**Exercise inputs:**
##########
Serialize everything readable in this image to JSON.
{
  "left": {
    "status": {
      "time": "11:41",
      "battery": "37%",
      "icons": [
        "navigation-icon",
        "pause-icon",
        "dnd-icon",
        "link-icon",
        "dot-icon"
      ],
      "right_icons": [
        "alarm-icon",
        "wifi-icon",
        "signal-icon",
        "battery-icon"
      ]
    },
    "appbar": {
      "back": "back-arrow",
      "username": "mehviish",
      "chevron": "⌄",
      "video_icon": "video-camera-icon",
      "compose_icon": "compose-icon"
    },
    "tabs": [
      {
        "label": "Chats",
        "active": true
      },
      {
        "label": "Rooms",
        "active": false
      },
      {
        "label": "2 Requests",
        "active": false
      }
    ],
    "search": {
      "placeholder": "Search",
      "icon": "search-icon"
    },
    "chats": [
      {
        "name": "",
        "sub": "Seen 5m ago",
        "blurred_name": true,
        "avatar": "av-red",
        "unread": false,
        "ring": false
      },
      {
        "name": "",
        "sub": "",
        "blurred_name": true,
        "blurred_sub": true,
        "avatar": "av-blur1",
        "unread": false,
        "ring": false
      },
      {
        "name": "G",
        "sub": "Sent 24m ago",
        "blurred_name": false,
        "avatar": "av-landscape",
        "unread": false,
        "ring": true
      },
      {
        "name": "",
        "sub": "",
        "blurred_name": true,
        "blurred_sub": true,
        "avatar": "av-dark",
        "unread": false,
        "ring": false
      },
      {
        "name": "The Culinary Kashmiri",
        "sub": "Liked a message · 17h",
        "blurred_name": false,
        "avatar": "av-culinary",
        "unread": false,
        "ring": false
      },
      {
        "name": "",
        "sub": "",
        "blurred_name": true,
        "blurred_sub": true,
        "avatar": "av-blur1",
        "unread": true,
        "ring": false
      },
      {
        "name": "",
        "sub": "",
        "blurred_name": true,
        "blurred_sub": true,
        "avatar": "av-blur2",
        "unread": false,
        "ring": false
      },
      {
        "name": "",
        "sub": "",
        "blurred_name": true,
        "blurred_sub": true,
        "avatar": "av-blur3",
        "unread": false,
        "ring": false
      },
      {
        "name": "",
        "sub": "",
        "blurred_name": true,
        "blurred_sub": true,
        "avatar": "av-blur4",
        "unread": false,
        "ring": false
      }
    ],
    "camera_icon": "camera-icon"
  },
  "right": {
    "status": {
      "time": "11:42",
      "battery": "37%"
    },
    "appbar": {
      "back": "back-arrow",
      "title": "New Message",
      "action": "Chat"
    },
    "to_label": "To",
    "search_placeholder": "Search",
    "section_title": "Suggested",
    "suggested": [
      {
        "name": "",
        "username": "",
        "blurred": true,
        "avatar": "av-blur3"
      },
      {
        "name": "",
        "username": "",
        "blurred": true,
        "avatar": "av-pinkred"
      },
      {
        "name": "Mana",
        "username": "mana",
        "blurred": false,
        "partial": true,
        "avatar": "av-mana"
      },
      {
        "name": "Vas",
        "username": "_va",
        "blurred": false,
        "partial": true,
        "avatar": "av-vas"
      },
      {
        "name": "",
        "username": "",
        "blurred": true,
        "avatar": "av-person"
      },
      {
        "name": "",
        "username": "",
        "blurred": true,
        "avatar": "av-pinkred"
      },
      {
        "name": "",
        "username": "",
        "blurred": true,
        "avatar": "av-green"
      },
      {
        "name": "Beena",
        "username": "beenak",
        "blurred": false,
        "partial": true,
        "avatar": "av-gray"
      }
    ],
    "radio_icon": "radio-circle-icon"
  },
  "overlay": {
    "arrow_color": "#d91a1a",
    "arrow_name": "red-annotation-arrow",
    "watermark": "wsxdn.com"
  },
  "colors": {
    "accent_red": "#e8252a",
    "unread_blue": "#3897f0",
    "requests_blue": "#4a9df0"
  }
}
##########
**Problem to work on:** Looking at the records above, report how many lines contain the word "camera". Answer with the number only.

**Solution for this task:** 2